:: GIVEN RECORDS

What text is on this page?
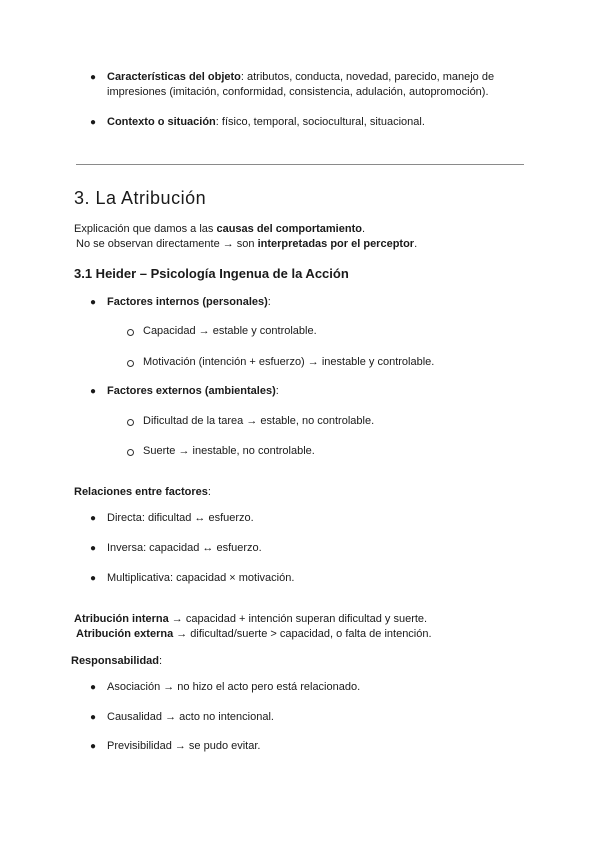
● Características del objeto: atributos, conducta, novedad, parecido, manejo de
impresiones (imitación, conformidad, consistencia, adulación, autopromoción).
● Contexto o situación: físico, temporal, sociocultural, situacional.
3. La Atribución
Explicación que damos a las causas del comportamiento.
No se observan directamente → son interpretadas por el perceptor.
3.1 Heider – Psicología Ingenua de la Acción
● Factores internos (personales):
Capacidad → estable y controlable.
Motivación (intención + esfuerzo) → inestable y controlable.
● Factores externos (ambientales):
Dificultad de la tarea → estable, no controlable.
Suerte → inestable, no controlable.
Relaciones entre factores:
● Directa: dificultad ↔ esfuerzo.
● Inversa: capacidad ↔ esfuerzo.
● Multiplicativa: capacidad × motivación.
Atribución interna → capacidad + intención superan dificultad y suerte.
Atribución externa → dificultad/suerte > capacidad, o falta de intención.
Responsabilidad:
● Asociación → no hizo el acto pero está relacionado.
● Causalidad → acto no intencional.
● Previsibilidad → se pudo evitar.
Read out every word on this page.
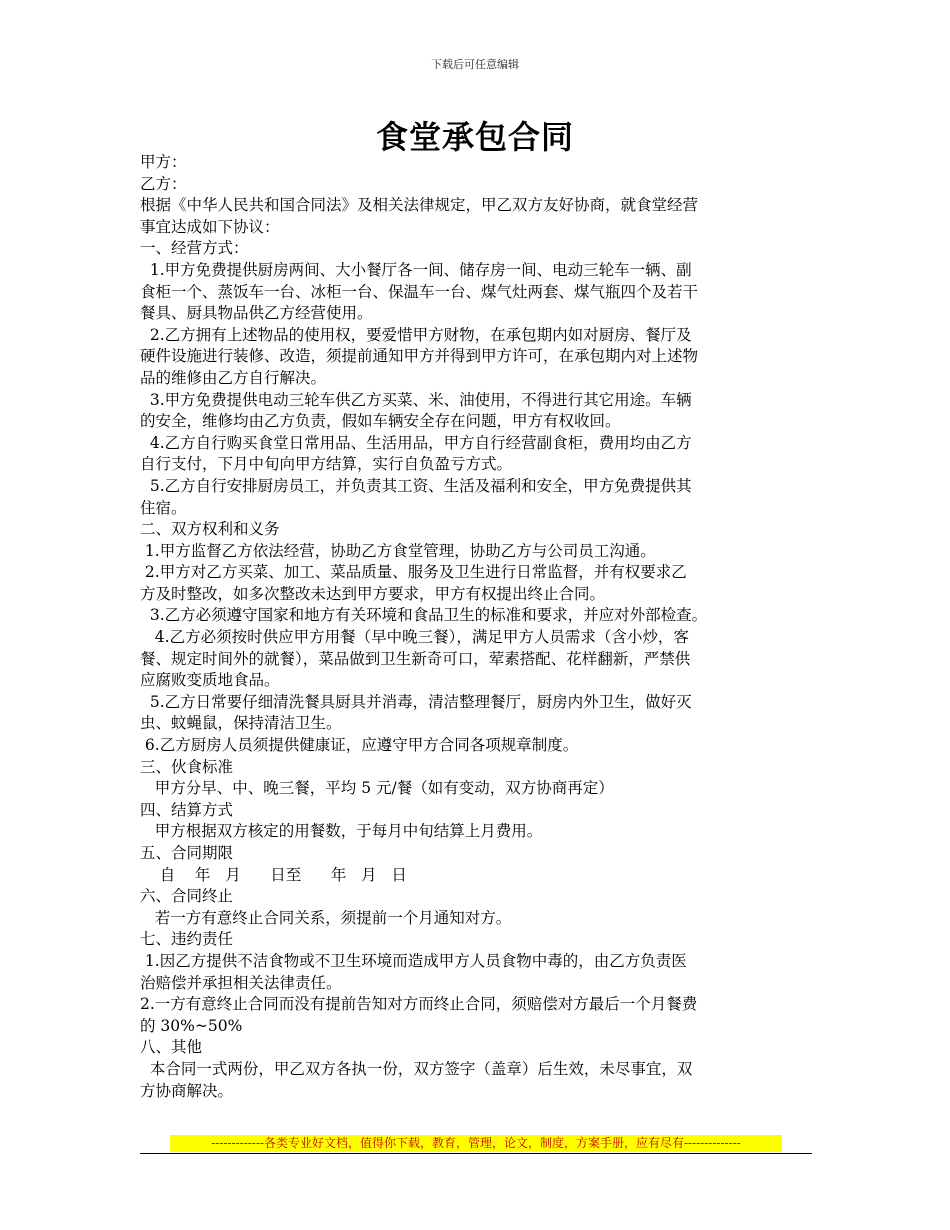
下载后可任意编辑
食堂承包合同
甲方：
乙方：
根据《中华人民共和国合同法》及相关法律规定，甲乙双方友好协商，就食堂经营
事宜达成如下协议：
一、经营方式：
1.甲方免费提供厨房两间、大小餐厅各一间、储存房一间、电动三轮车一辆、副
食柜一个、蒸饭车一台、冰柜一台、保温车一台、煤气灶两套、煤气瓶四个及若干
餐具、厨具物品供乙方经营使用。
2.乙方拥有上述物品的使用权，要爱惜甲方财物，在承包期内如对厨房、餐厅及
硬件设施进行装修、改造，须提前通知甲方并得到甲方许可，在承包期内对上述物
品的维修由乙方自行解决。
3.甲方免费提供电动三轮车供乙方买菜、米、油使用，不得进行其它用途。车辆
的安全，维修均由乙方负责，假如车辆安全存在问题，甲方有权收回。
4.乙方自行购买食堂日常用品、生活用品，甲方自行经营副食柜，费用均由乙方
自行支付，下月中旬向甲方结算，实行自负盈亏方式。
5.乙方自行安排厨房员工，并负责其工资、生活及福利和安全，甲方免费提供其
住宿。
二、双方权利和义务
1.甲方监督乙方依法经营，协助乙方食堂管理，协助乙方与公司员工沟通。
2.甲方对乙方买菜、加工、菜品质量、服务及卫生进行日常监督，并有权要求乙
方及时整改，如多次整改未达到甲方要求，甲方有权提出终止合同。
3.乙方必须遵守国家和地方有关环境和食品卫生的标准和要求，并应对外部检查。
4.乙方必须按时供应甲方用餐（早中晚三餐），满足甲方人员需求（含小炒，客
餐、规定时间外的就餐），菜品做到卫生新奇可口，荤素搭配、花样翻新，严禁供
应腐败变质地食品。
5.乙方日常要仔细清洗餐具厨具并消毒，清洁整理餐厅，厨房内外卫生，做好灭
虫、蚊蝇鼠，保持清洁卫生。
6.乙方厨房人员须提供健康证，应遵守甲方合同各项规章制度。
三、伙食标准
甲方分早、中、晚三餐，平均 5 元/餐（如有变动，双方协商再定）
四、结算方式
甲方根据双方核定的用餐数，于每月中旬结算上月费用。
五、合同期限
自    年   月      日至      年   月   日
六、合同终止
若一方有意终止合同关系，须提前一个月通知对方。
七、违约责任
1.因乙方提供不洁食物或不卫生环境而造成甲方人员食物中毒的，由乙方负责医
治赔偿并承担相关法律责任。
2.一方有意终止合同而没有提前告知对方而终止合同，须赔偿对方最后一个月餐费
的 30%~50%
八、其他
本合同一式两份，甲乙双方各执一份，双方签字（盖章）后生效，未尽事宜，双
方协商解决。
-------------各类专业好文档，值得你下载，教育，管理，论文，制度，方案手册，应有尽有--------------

::::
:: GIVEN RECORDS

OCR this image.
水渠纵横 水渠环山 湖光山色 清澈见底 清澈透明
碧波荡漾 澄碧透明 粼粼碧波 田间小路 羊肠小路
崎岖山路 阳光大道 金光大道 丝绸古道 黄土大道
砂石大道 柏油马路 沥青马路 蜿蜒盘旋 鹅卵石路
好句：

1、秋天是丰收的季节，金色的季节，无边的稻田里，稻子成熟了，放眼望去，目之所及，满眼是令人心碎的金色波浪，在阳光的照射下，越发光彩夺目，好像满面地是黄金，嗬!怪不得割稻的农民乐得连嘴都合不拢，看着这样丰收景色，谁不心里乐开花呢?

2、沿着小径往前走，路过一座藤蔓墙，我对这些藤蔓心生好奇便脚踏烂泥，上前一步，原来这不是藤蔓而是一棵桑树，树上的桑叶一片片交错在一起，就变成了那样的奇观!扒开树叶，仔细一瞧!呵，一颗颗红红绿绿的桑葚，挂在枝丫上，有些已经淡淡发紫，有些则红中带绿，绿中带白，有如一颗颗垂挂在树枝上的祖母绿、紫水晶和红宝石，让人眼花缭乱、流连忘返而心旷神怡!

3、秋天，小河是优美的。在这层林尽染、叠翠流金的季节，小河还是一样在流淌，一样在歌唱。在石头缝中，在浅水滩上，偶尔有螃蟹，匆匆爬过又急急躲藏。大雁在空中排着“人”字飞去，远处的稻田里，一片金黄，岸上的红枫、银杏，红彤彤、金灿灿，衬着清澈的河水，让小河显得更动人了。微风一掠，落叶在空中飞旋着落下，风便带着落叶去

::::
:: GIVEN RECORDS

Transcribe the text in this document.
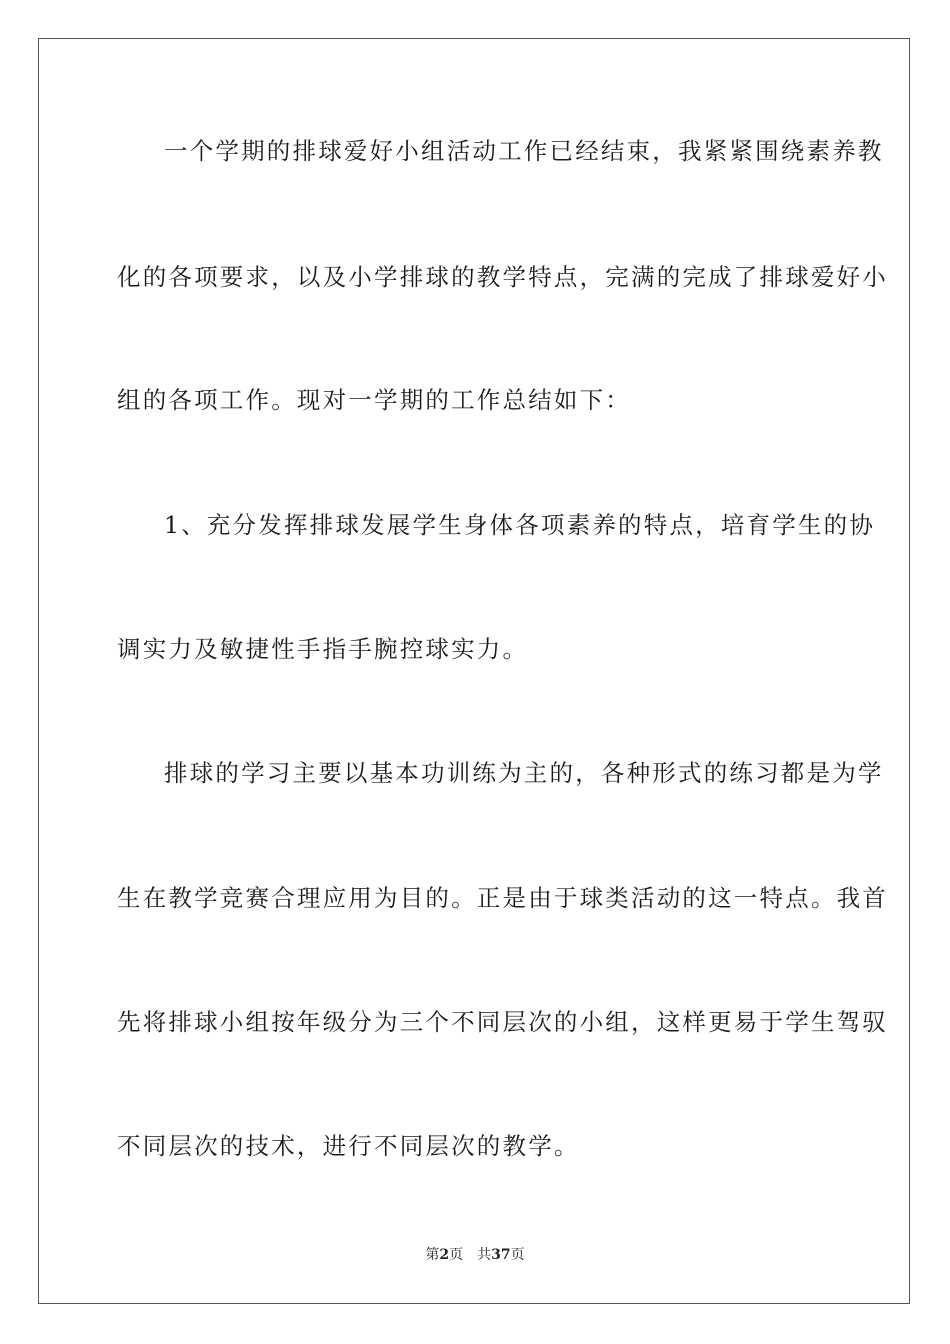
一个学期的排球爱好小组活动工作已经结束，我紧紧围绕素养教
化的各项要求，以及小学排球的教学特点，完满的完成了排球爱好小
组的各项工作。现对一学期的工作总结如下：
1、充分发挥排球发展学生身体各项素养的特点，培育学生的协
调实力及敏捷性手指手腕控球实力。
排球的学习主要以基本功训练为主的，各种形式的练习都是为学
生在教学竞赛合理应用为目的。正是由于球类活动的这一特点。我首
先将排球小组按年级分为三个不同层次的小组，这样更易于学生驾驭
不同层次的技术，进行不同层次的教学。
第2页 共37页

::::

▸ WHAT IS ASKED
Find the lines containing "inestable" and pull them out.

▸ FULL OUTPUT
Motivación (intención + esfuerzo) → inestable y controlable.
Suerte → inestable, no controlable.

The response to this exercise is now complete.